Read the entries below and pull out each line with the string "text".

Saved entries
--- start ---

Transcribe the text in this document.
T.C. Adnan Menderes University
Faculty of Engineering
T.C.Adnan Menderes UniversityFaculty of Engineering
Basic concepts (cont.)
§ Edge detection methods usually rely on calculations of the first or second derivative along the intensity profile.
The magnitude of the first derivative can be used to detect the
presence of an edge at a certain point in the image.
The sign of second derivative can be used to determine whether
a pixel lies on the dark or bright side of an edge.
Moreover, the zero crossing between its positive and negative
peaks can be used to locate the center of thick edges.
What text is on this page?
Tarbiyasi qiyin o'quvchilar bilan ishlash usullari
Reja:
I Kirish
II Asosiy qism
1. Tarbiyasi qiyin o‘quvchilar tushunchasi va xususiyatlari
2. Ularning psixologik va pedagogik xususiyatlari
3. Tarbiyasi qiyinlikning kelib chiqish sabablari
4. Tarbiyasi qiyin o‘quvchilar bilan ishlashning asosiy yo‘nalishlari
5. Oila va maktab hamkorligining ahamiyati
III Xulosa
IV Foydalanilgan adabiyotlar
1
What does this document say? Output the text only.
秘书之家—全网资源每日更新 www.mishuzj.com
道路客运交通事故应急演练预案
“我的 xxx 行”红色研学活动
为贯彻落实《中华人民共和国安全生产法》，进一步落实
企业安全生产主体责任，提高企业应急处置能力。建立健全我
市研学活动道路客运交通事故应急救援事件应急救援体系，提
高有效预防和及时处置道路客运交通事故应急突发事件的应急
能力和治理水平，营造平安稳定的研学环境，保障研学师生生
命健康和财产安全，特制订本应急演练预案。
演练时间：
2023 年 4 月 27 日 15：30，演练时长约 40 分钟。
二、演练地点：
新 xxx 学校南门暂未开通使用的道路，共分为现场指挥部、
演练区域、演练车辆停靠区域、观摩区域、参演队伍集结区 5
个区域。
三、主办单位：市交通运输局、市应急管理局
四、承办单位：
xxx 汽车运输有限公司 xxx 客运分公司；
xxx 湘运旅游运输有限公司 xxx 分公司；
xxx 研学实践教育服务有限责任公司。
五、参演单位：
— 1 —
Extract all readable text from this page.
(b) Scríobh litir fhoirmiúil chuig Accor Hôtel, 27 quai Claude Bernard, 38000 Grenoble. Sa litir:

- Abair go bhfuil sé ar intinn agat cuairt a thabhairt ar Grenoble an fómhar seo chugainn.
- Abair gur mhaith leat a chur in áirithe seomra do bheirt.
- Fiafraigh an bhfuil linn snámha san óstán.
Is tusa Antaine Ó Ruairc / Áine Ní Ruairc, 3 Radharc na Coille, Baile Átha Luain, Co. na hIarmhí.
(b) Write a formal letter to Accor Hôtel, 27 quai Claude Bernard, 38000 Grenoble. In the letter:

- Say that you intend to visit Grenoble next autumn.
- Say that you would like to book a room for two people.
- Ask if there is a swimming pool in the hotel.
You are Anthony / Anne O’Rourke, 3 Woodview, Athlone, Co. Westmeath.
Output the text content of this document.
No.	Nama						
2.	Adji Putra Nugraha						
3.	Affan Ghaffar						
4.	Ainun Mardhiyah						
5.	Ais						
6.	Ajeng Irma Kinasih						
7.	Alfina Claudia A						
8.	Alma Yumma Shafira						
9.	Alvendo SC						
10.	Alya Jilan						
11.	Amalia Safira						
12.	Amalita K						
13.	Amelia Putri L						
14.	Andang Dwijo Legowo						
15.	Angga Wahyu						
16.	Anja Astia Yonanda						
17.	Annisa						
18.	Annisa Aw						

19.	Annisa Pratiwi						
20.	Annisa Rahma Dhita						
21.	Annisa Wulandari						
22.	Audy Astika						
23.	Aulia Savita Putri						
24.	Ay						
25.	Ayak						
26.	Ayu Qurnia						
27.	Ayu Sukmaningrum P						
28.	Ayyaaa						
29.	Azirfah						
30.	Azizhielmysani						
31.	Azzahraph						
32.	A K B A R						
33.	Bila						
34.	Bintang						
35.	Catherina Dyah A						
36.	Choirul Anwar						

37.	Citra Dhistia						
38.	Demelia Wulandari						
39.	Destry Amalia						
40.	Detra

--- end ---

Result below
Transcribe the text in this document.
What text is on this page?
What does this document say? Output the text only.
Extract all readable text from this page.
Output the text content of this document.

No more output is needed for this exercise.